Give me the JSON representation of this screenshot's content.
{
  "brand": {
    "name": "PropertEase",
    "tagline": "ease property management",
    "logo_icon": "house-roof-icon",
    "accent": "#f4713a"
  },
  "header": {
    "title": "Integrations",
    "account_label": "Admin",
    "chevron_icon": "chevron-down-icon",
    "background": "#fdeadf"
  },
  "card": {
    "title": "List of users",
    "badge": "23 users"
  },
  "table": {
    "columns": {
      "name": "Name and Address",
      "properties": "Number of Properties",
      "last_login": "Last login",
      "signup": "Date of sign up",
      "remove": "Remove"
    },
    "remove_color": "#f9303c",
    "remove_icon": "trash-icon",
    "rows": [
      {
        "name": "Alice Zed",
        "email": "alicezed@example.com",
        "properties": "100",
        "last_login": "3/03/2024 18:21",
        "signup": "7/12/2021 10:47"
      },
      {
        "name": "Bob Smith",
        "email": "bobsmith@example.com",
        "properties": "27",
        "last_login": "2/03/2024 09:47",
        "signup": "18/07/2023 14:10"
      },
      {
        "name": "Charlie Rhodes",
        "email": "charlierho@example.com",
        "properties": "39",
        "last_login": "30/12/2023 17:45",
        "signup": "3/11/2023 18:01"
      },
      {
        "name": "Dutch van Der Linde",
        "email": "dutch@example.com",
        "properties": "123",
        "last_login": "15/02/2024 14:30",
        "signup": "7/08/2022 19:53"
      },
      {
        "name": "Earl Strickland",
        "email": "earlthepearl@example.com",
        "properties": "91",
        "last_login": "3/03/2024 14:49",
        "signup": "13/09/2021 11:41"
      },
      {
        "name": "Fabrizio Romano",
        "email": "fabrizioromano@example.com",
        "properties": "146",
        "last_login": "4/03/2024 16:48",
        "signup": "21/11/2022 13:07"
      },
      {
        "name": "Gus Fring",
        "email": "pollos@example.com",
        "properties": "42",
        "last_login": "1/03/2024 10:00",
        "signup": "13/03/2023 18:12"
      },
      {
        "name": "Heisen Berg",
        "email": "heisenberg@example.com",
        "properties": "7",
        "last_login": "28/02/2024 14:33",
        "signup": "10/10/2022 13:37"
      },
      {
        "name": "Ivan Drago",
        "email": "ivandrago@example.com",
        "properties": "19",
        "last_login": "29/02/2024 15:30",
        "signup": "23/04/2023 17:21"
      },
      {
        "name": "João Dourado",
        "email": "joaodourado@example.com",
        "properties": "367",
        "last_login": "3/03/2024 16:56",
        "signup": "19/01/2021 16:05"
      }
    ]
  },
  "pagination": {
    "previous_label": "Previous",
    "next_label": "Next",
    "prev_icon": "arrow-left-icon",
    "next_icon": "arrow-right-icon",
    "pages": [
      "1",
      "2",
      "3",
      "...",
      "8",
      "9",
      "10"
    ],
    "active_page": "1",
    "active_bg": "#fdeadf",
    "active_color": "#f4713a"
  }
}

__GOAL__
Pull every line containing the word "arrow" out of the material.

__RESULT__
    "prev_icon": "arrow-left-icon",
    "next_icon": "arrow-right-icon",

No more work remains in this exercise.